* Exercise directions:
Produce an exact transcription of the listing below, omitting the pictures.
══ Extracted data
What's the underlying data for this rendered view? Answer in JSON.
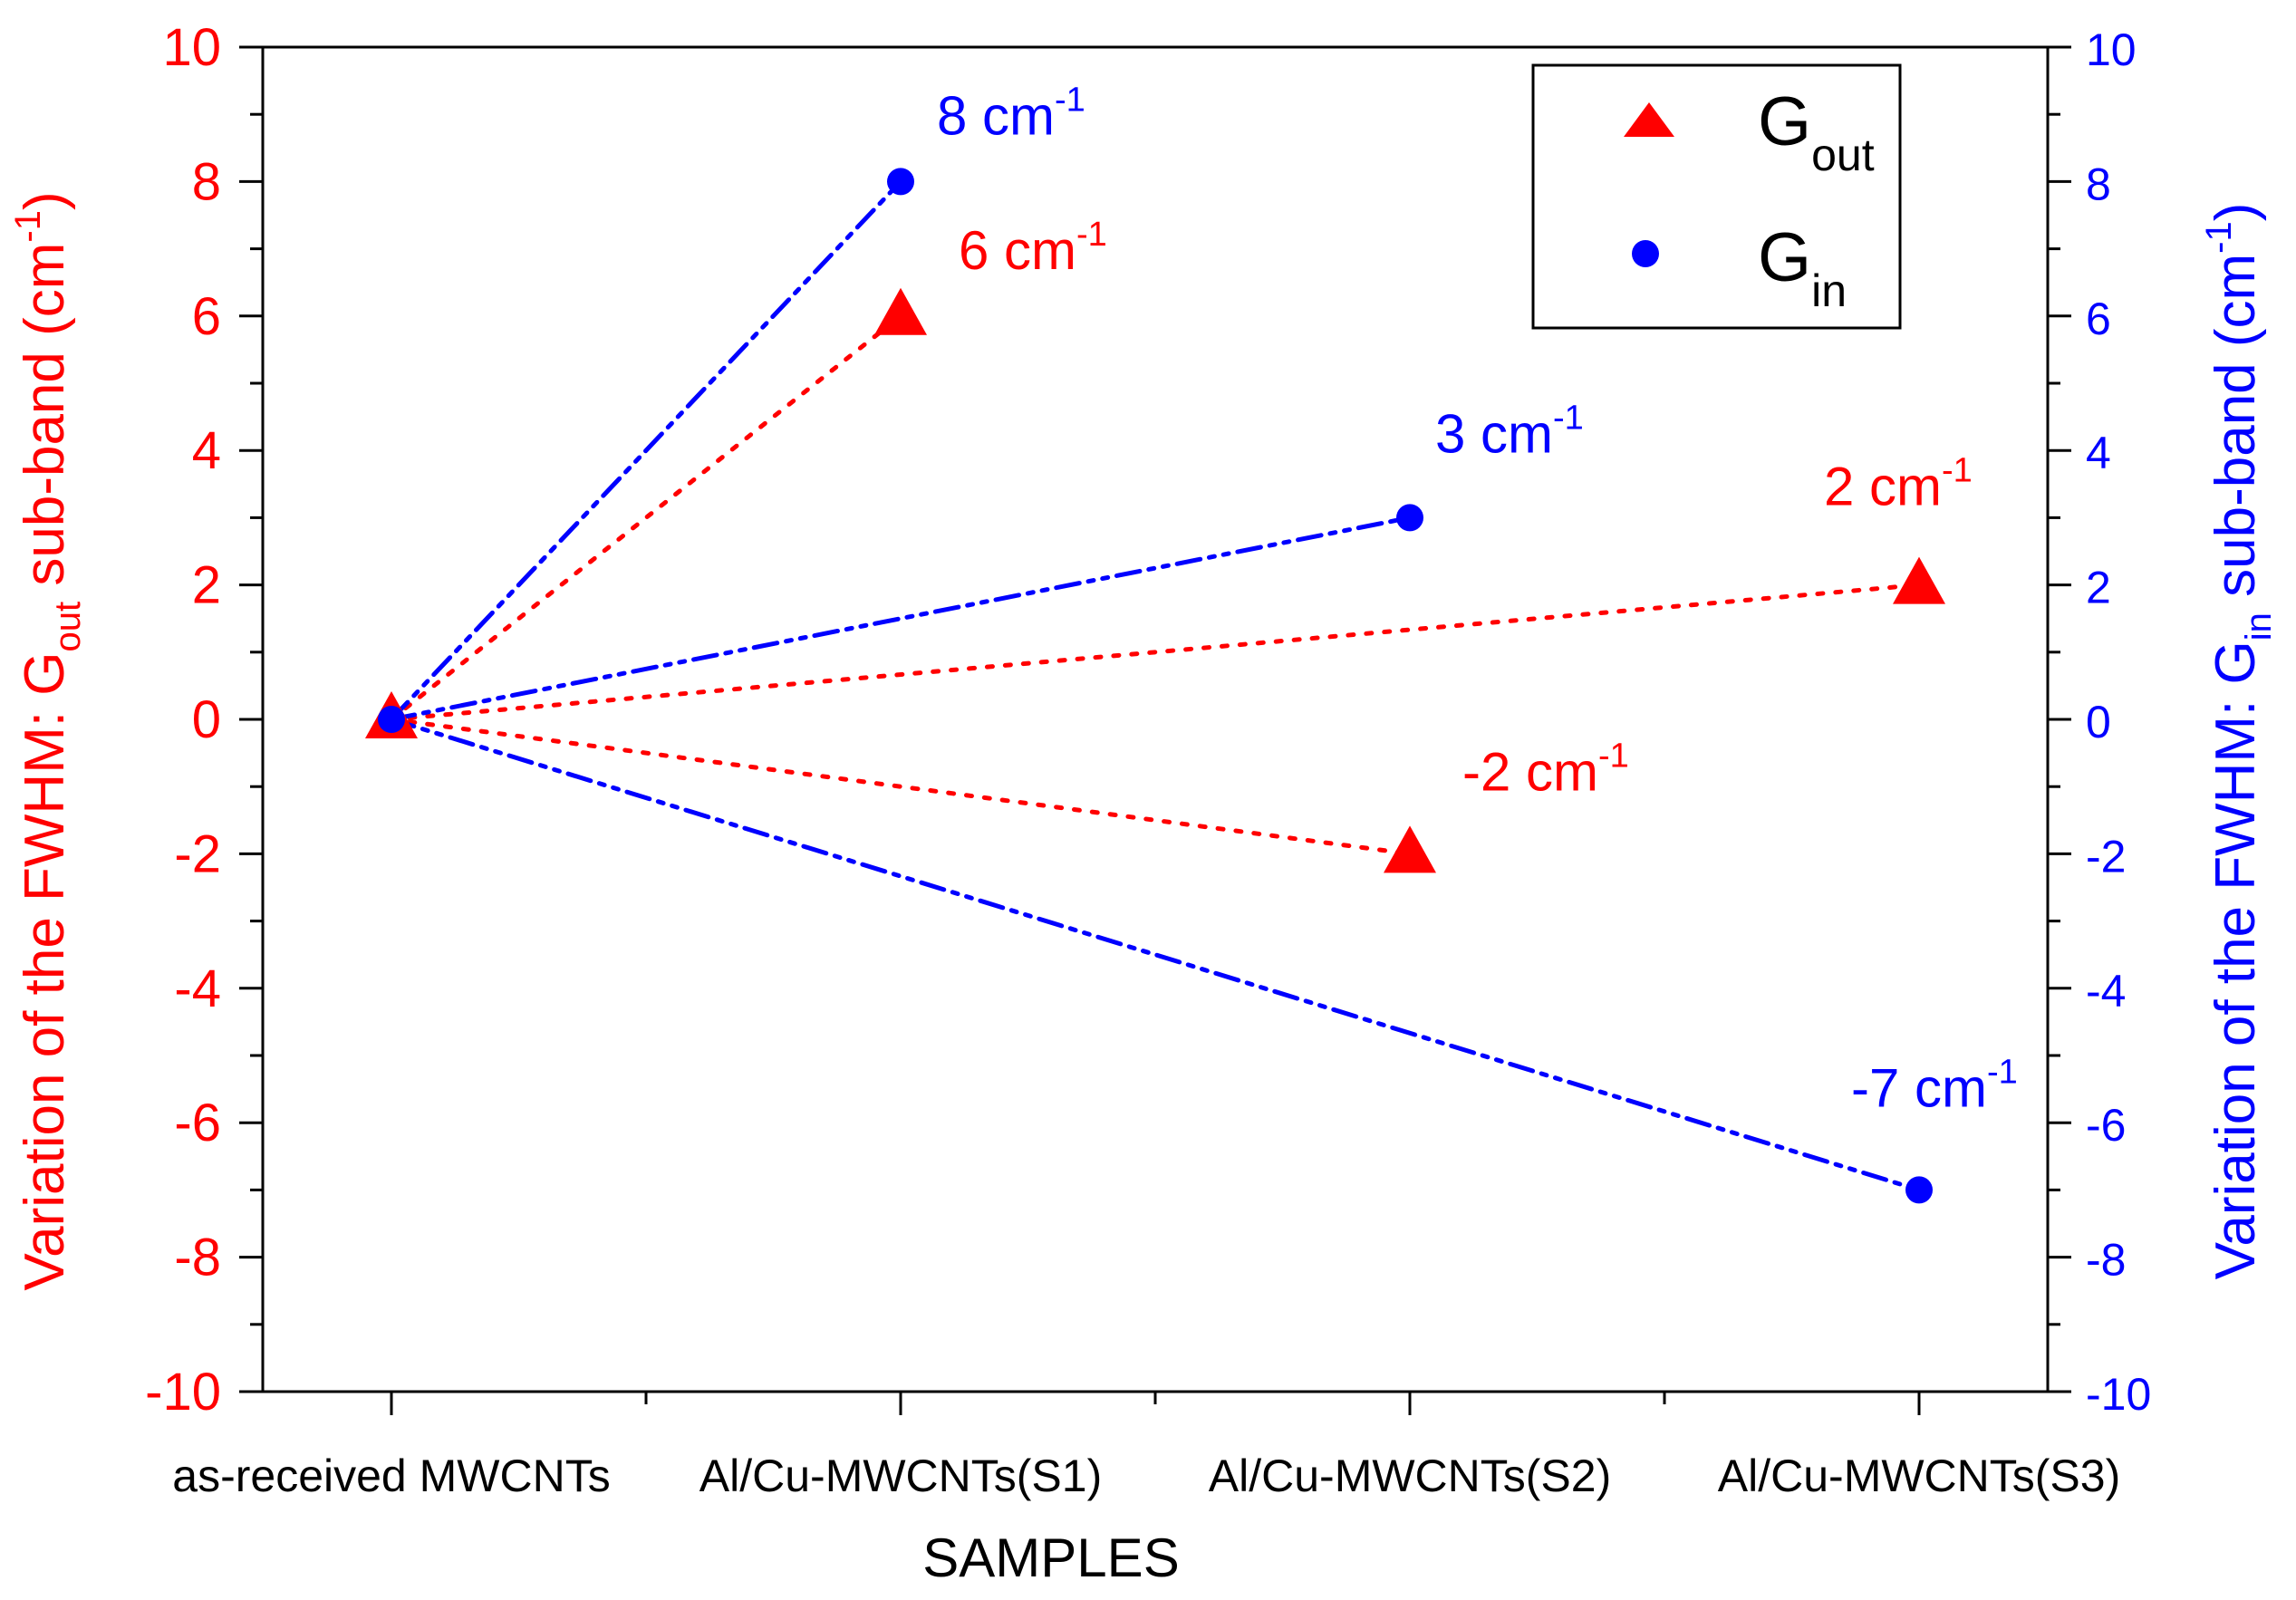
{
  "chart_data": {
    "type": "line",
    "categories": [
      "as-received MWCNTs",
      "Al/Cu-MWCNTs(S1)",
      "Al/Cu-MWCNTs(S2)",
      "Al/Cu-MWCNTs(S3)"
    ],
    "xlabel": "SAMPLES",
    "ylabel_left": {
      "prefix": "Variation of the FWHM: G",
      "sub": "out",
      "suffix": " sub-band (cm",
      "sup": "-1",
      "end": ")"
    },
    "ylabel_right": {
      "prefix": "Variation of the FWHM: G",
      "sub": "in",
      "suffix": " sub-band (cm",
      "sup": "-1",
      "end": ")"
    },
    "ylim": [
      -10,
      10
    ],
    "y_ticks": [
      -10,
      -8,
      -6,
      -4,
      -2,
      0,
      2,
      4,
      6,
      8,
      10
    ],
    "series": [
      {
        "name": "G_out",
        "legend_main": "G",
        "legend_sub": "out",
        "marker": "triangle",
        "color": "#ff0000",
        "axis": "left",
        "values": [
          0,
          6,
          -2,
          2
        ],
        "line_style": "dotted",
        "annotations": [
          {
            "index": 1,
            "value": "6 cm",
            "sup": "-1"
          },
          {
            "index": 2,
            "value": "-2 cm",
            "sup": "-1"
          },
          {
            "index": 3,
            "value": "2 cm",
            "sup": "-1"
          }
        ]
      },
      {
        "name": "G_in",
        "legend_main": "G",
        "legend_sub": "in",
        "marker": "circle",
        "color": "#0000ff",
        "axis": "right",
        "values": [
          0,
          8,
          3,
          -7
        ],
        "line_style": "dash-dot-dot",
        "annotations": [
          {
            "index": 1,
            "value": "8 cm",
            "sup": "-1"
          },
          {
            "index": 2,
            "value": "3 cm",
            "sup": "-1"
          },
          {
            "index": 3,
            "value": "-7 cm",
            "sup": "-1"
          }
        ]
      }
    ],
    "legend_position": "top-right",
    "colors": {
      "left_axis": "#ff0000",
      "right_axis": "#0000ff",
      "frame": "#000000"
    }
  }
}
════
* Response below:
What's the underlying data for this rendered view? Answer in JSON.
{
  "chart_data": {
    "type": "line",
    "categories": [
      "as-received MWCNTs",
      "Al/Cu-MWCNTs(S1)",
      "Al/Cu-MWCNTs(S2)",
      "Al/Cu-MWCNTs(S3)"
    ],
    "xlabel": "SAMPLES",
    "ylabel_left": {
      "prefix": "Variation of the FWHM: G",
      "sub": "out",
      "suffix": " sub-band (cm",
      "sup": "-1",
      "end": ")"
    },
    "ylabel_right": {
      "prefix": "Variation of the FWHM: G",
      "sub": "in",
      "suffix": " sub-band (cm",
      "sup": "-1",
      "end": ")"
    },
    "ylim": [
      -10,
      10
    ],
    "y_ticks": [
      -10,
      -8,
      -6,
      -4,
      -2,
      0,
      2,
      4,
      6,
      8,
      10
    ],
    "series": [
      {
        "name": "G_out",
        "legend_main": "G",
        "legend_sub": "out",
        "marker": "triangle",
        "color": "#ff0000",
        "axis": "left",
        "values": [
          0,
          6,
          -2,
          2
        ],
        "line_style": "dotted",
        "annotations": [
          {
            "index": 1,
            "value": "6 cm",
            "sup": "-1"
          },
          {
            "index": 2,
            "value": "-2 cm",
            "sup": "-1"
          },
          {
            "index": 3,
            "value": "2 cm",
            "sup": "-1"
          }
        ]
      },
      {
        "name": "G_in",
        "legend_main": "G",
        "legend_sub": "in",
        "marker": "circle",
        "color": "#0000ff",
        "axis": "right",
        "values": [
          0,
          8,
          3,
          -7
        ],
        "line_style": "dash-dot-dot",
        "annotations": [
          {
            "index": 1,
            "value": "8 cm",
            "sup": "-1"
          },
          {
            "index": 2,
            "value": "3 cm",
            "sup": "-1"
          },
          {
            "index": 3,
            "value": "-7 cm",
            "sup": "-1"
          }
        ]
      }
    ],
    "legend_position": "top-right",
    "colors": {
      "left_axis": "#ff0000",
      "right_axis": "#0000ff",
      "frame": "#000000"
    }
  }
}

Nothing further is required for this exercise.